## WHAT IS REQUIRED:
In the data, extract each line that holds the string "labels".

## SUPPLIED RECORDS:
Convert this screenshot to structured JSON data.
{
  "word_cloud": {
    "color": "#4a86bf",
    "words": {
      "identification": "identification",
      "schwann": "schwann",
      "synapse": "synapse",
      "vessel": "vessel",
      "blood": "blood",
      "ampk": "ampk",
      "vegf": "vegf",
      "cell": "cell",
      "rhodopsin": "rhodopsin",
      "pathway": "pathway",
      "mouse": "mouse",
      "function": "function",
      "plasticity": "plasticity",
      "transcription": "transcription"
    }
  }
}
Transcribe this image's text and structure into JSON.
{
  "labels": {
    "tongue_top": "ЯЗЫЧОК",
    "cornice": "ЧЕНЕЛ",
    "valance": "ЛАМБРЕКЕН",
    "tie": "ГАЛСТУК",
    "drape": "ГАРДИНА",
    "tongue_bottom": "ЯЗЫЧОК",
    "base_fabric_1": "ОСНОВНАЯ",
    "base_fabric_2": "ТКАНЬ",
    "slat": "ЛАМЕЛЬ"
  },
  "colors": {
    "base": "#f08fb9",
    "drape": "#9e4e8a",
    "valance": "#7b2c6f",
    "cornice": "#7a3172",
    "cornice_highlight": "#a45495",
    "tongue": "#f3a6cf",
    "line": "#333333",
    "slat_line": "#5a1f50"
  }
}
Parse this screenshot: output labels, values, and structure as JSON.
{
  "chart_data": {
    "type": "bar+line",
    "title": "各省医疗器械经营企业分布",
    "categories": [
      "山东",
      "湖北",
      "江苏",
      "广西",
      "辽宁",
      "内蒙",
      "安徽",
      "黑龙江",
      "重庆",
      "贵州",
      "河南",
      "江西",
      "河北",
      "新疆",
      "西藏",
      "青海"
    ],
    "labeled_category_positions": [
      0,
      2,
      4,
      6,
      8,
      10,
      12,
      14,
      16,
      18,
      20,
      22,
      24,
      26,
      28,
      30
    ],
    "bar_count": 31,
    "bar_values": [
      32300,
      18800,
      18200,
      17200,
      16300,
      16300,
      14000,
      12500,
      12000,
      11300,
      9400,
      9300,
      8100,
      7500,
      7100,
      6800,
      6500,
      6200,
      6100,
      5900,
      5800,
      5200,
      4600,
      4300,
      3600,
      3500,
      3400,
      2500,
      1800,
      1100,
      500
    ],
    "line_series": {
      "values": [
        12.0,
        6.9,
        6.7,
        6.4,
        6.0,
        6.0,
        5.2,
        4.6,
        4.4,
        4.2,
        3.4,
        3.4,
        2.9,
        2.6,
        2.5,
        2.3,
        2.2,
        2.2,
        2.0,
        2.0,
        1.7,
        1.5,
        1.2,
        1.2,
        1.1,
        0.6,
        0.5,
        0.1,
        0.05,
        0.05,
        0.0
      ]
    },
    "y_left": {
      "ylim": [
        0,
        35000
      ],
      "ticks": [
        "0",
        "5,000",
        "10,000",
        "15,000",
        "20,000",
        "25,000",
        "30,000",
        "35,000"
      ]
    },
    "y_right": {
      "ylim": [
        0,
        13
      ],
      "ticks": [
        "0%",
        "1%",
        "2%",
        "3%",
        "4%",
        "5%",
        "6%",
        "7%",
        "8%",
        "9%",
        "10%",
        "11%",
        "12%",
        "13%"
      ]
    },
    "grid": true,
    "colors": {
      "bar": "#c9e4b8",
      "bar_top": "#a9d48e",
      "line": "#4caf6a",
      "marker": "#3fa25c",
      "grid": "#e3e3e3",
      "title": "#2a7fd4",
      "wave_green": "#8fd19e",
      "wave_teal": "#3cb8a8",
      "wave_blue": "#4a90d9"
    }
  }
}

## SOLUTION TO THE PROBLEM:
  "labels": {
Parse this screenshot: output labels, values, and structure as JSON.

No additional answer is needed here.